A block of data:
= = = =
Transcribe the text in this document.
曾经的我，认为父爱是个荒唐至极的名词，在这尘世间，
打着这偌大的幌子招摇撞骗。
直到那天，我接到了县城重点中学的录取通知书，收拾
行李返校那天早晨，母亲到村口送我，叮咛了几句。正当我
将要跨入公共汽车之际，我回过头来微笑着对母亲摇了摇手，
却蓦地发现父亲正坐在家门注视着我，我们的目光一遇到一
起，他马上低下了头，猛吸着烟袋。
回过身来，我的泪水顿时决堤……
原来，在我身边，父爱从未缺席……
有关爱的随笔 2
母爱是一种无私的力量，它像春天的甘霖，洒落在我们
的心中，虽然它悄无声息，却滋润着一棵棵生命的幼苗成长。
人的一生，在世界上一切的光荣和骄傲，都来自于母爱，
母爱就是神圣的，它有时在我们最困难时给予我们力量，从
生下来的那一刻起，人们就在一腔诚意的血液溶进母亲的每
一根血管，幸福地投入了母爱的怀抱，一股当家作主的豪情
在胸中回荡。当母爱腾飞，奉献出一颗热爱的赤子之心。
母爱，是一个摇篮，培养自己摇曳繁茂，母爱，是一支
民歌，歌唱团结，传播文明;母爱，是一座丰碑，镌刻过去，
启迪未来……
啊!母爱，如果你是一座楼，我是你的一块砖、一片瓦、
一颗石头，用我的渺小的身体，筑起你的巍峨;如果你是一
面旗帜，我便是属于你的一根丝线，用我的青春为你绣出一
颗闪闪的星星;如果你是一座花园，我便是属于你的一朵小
= = = =
The request. Extract each line of the listing above, copying it word for word.

Result of the exercise.
Transcribe the text in this document.
曾经的我，认为父爱是个荒唐至极的名词，在这尘世间，
打着这偌大的幌子招摇撞骗。
直到那天，我接到了县城重点中学的录取通知书，收拾
行李返校那天早晨，母亲到村口送我，叮咛了几句。正当我
将要跨入公共汽车之际，我回过头来微笑着对母亲摇了摇手，
却蓦地发现父亲正坐在家门注视着我，我们的目光一遇到一
起，他马上低下了头，猛吸着烟袋。
回过身来，我的泪水顿时决堤……
原来，在我身边，父爱从未缺席……
有关爱的随笔 2
母爱是一种无私的力量，它像春天的甘霖，洒落在我们
的心中，虽然它悄无声息，却滋润着一棵棵生命的幼苗成长。
人的一生，在世界上一切的光荣和骄傲，都来自于母爱，
母爱就是神圣的，它有时在我们最困难时给予我们力量，从
生下来的那一刻起，人们就在一腔诚意的血液溶进母亲的每
一根血管，幸福地投入了母爱的怀抱，一股当家作主的豪情
在胸中回荡。当母爱腾飞，奉献出一颗热爱的赤子之心。
母爱，是一个摇篮，培养自己摇曳繁茂，母爱，是一支
民歌，歌唱团结，传播文明;母爱，是一座丰碑，镌刻过去，
启迪未来……
啊!母爱，如果你是一座楼，我是你的一块砖、一片瓦、
一颗石头，用我的渺小的身体，筑起你的巍峨;如果你是一
面旗帜，我便是属于你的一根丝线，用我的青春为你绣出一
颗闪闪的星星;如果你是一座花园，我便是属于你的一朵小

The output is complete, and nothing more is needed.